* [WHAT THE TASK REQUIRES]: Which lines in the entries below contain the word "Enumerate"? Copy out each of those lines in full.

* [GIVEN DATA]:
┄┄┄┄┄┄
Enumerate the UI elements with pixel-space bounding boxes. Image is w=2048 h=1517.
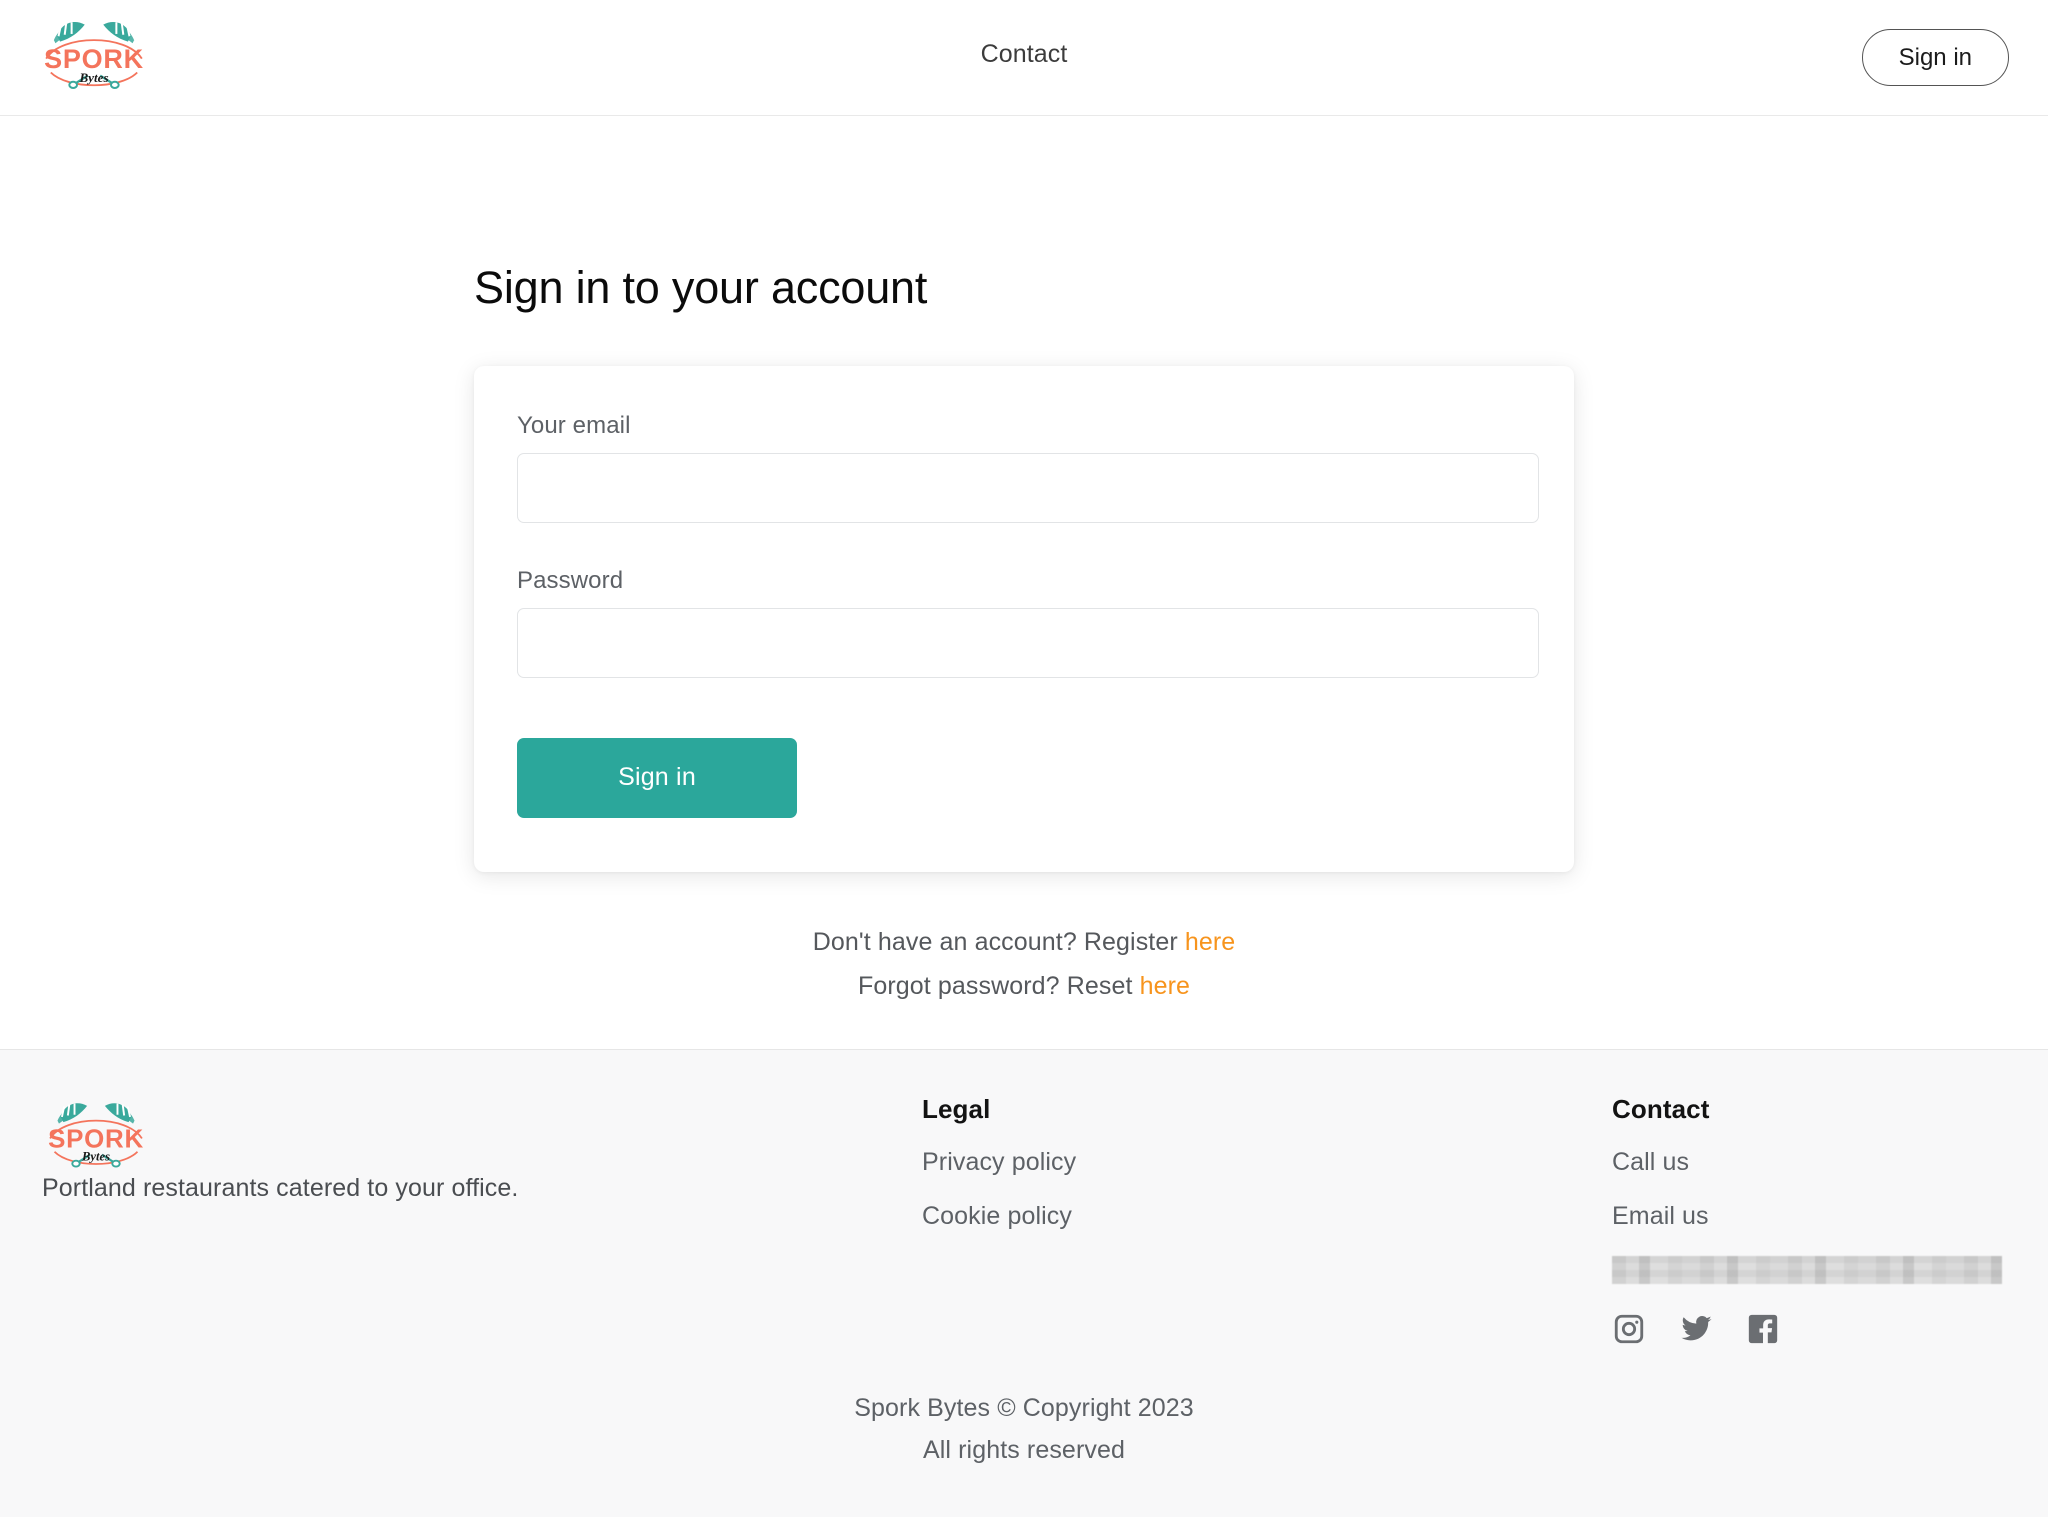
┄┄┄┄┄┄
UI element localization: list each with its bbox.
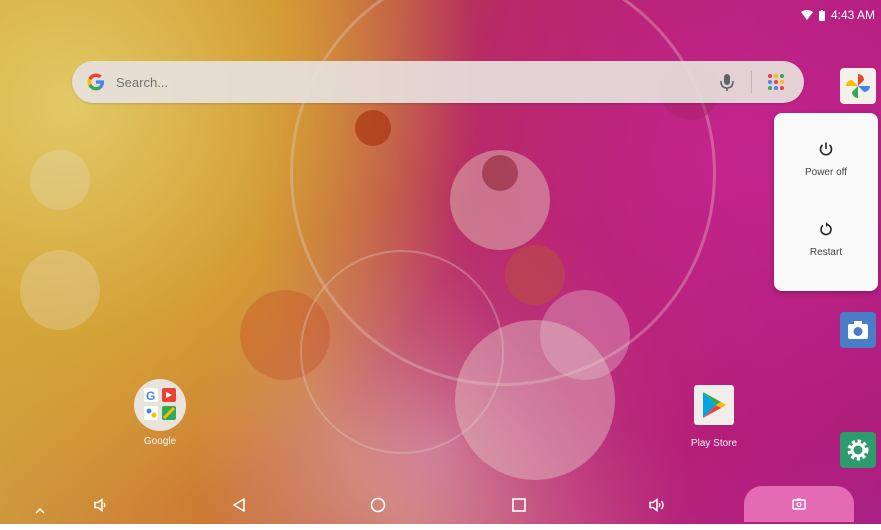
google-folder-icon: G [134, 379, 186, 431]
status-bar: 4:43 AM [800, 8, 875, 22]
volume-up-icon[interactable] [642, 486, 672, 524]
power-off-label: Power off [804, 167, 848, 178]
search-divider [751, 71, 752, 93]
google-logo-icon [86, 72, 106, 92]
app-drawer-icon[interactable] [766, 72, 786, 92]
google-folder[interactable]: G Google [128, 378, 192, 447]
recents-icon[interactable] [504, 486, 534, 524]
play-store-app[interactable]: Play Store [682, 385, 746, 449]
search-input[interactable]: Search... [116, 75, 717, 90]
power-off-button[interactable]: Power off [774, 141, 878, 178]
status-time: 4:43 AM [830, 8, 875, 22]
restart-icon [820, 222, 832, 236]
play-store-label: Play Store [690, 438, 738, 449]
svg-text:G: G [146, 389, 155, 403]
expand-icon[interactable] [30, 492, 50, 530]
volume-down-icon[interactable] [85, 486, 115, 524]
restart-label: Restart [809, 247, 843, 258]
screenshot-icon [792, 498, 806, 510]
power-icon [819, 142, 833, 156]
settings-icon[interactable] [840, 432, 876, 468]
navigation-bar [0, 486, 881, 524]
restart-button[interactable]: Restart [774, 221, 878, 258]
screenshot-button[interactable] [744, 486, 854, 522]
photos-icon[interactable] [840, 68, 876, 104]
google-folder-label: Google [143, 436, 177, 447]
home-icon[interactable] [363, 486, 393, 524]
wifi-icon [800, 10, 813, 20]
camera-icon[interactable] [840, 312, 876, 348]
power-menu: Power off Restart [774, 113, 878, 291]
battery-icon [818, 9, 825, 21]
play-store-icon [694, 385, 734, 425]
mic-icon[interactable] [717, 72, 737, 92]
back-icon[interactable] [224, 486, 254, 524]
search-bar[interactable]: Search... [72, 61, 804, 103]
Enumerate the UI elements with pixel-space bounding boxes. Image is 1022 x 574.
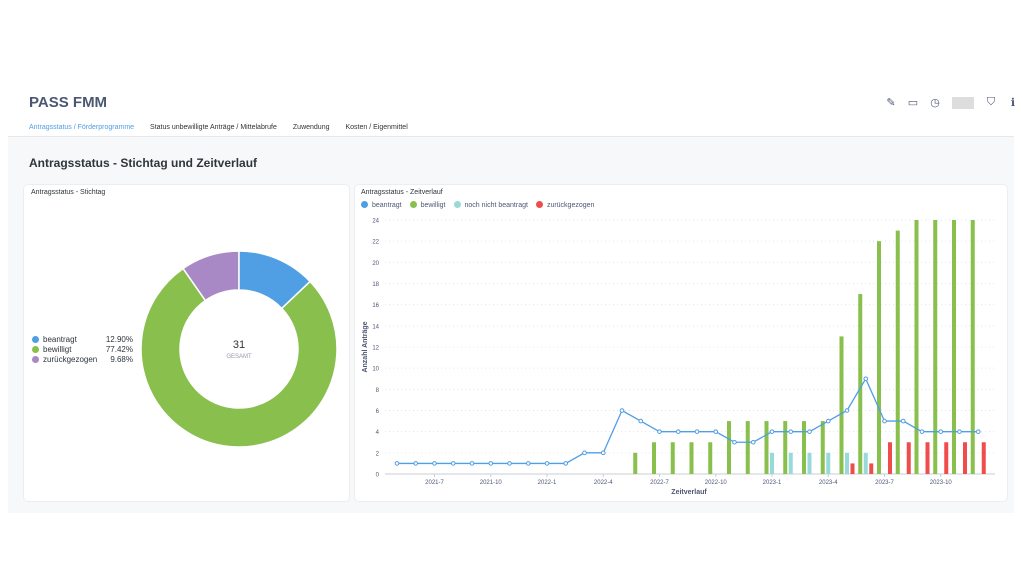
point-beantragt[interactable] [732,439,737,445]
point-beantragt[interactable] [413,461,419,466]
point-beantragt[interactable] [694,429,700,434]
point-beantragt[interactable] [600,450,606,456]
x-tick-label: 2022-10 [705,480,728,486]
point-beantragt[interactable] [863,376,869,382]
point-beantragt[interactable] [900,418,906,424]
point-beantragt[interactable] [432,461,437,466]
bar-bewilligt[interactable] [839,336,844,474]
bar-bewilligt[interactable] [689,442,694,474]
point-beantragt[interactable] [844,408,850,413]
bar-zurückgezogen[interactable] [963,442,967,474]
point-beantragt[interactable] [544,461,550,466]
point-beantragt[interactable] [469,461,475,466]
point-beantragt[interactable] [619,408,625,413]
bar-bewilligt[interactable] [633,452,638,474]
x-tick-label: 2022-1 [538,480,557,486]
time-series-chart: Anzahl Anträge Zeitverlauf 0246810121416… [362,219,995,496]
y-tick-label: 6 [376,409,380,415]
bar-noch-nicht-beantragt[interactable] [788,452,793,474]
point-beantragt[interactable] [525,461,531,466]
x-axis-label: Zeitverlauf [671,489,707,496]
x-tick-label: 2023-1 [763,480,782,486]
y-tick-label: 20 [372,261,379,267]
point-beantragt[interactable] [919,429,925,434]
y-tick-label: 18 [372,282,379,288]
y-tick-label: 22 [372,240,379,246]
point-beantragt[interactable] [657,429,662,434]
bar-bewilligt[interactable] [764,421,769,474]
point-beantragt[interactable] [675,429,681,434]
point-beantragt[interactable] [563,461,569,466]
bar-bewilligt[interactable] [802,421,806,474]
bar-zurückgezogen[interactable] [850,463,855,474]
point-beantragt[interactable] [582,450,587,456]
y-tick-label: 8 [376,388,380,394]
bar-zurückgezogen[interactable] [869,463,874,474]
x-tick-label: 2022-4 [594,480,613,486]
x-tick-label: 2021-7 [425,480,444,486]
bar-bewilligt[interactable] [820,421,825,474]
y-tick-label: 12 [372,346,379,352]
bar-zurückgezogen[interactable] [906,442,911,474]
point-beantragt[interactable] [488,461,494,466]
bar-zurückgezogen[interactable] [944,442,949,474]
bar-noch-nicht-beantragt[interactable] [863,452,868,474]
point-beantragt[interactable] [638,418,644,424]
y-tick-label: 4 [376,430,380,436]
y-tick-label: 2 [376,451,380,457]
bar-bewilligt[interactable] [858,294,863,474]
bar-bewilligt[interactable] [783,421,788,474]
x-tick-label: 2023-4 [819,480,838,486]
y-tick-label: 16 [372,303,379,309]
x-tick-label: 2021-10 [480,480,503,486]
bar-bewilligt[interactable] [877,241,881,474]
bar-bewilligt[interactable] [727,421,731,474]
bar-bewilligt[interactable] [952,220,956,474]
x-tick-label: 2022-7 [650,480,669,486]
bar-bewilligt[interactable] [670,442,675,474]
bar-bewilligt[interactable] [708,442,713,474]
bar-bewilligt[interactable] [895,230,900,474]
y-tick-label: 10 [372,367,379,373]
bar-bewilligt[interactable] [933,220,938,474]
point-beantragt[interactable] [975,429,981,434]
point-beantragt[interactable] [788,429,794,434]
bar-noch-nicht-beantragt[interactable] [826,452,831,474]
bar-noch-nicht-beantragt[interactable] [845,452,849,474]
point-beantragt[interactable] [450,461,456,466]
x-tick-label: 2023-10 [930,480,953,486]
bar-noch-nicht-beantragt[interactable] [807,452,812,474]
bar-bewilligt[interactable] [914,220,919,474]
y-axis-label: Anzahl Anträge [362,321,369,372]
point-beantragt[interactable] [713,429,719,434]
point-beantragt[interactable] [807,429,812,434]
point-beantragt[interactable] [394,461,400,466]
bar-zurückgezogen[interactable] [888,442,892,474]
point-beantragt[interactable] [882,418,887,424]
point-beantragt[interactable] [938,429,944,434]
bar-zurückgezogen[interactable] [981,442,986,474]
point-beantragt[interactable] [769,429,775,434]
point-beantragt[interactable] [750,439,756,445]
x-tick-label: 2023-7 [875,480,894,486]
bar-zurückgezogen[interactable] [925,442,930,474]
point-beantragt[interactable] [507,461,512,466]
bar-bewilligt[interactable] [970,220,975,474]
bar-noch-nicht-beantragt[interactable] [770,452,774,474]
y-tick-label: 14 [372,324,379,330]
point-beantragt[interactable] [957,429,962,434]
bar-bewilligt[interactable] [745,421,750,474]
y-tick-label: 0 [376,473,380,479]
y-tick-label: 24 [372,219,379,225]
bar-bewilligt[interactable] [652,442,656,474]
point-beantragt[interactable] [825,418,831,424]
┄┄┄┄┄┄
* [RESPONSE]:
Enumerate the UI elements with pixel-space bounding boxes. Image is w=2048 h=1517.
Enumerate the UI elements with pixel-space bounding boxes. Image is 1022 x 574.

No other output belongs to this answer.